---------- READING PASSAGE ----------

Dimensions & Cardinality
00:21:24
Speaker
Well, Cantor, our friend Cantor, in 1879, proved actually that the plane, the 3D space, 4D space, any dimension of space has the same cardinality as the real numbers. Wow. And the way that he did it, he did it in 1879 with the infinity hotel argument, which we talked about in the last episode for a different reason. But in 1890, he created a discovery, which is used today in like some research actually called space filling curves.
00:21:54
Speaker
to answer this question. And what a space-filling curve is, is imagine you scribble on a piece of paper, right? And let's say that we, and let's say the scribble cannot touch itself, right? And let's say we can, let's say actually instead of a scribble, it's like yarn that we're pushing onto a piece of paper. And theoretically, we could actually have the yarn be so twisty that it actually goes through every point. Now, since it goes through every point,
00:22:21
Speaker
It means that it is a surjective function, right? And since every point has a unique point associated with it, it is injective. Meaning that there's an injective and surjective map between the unit line and the space-filling curve.
00:22:37
Speaker
Meaning that the plane and the line and the cube all have the same cardinality, which to me is pretty mind blowing. Wow. Oh my goodness. Okay. Say that one more time. Hold on a second. So when you say cardinality, the points that are contained.

---------- RAW RECORDS ----------

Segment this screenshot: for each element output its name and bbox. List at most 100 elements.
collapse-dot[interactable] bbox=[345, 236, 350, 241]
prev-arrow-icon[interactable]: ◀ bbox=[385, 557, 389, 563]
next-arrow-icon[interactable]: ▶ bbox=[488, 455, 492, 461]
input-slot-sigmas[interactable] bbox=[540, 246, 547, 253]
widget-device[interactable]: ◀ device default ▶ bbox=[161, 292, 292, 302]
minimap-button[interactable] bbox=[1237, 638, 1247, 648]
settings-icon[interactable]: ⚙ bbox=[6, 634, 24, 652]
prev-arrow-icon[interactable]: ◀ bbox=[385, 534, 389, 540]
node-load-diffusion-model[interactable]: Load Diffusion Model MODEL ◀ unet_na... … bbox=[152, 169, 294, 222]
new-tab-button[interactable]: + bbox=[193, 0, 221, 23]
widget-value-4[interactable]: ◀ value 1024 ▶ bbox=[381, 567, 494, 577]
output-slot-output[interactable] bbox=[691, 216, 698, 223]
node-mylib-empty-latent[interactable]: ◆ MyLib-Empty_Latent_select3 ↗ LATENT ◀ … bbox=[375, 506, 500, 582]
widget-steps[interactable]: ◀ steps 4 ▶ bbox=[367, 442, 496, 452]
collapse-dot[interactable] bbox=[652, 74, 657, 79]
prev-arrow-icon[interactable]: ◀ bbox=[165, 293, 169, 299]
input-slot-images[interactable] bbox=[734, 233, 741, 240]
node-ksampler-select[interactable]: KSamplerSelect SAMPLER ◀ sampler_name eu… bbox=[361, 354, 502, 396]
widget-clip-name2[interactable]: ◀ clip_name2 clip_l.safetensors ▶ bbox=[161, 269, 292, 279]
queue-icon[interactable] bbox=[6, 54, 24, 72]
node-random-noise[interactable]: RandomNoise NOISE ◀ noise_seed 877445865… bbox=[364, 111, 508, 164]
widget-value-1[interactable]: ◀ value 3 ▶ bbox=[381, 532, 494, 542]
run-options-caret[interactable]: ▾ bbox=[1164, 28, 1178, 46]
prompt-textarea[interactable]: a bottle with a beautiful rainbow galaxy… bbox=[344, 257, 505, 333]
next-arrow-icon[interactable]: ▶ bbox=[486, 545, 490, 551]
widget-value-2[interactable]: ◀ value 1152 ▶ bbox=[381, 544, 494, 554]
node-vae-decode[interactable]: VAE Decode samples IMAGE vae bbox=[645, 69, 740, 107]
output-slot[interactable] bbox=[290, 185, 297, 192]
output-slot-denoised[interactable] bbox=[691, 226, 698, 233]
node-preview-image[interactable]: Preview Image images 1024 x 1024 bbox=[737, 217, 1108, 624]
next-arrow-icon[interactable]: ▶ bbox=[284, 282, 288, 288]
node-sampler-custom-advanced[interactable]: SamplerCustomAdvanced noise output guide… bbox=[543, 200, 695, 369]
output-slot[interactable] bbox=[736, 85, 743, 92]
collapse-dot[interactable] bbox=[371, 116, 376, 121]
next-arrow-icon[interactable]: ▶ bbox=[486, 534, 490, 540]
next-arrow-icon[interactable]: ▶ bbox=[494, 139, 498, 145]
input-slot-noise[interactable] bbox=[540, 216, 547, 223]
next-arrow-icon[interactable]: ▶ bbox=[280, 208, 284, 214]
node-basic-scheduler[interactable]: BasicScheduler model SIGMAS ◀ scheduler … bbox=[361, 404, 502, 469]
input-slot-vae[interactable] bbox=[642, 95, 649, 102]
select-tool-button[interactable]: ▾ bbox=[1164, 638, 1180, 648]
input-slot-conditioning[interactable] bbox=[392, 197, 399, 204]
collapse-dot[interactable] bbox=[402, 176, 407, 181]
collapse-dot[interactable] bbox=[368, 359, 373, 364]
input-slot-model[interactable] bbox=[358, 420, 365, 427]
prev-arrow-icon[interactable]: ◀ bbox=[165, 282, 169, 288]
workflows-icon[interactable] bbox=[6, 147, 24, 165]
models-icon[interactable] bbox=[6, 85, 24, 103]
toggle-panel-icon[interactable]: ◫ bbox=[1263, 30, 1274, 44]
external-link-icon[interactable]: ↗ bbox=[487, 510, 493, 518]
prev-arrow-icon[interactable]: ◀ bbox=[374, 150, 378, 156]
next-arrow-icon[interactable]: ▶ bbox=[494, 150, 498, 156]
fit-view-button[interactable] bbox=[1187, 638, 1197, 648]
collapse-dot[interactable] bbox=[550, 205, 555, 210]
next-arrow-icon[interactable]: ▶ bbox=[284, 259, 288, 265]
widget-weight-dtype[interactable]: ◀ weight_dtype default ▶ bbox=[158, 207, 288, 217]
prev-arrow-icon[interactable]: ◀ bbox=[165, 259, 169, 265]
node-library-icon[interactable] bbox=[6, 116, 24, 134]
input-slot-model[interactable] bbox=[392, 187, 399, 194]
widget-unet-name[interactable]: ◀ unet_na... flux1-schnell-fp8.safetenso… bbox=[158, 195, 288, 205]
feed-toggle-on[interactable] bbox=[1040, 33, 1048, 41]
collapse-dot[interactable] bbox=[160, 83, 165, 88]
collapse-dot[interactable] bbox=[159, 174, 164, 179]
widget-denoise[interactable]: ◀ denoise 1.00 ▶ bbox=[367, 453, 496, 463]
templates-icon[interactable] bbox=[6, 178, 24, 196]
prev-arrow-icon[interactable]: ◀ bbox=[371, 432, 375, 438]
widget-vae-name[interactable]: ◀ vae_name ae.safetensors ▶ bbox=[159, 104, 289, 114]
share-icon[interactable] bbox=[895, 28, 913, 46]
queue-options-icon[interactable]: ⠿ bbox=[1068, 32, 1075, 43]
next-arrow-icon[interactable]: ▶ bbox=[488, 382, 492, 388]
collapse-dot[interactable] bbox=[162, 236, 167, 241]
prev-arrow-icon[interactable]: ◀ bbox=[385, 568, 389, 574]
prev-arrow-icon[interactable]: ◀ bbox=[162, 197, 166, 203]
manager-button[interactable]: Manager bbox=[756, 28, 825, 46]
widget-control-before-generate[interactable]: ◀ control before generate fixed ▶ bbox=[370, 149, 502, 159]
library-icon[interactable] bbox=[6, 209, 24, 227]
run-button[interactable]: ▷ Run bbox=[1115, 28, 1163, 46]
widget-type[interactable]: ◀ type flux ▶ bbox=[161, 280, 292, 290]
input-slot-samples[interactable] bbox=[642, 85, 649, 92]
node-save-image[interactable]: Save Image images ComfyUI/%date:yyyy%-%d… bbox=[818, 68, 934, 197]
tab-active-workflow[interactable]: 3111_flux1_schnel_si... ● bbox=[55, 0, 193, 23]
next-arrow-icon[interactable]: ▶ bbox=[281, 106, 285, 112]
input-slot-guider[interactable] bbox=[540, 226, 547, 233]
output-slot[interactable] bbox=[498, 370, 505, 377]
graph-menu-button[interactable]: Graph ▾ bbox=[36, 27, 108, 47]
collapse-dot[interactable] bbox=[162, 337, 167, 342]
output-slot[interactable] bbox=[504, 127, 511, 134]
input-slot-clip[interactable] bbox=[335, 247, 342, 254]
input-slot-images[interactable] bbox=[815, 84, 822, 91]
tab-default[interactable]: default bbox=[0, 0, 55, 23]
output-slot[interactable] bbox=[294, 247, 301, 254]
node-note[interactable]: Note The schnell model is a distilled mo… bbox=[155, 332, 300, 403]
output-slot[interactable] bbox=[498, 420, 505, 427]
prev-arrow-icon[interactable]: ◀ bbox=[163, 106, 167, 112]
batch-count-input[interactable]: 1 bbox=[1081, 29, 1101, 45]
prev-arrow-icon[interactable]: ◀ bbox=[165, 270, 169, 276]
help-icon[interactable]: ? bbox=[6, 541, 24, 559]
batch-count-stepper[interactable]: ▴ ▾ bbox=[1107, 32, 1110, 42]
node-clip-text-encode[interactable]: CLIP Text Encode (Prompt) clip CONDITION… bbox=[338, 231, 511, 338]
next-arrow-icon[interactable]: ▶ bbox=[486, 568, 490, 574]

----------

THE REQUEST: Write out the entire transcript on dimensions and cardinality word for word. The records were taken from a different source than the transcript.

THE RESULT:
Dimensions & Cardinality
00:21:24
Speaker
Well, Cantor, our friend Cantor, in 1879, proved actually that the plane, the 3D space, 4D space, any dimension of space has the same cardinality as the real numbers. Wow. And the way that he did it, he did it in 1879 with the infinity hotel argument, which we talked about in the last episode for a different reason. But in 1890, he created a discovery, which is used today in like some research actually called space filling curves.
00:21:54
Speaker
to answer this question. And what a space-filling curve is, is imagine you scribble on a piece of paper, right? And let's say that we, and let's say the scribble cannot touch itself, right? And let's say we can, let's say actually instead of a scribble, it's like yarn that we're pushing onto a piece of paper. And theoretically, we could actually have the yarn be so twisty that it actually goes through every point. Now, since it goes through every point,
00:22:21
Speaker
It means that it is a surjective function, right? And since every point has a unique point associated with it, it is injective. Meaning that there's an injective and surjective map between the unit line and the space-filling curve.
00:22:37
Speaker
Meaning that the plane and the line and the cube all have the same cardinality, which to me is pretty mind blowing. Wow. Oh my goodness. Okay. Say that one more time. Hold on a second. So when you say cardinality, the points that are contained.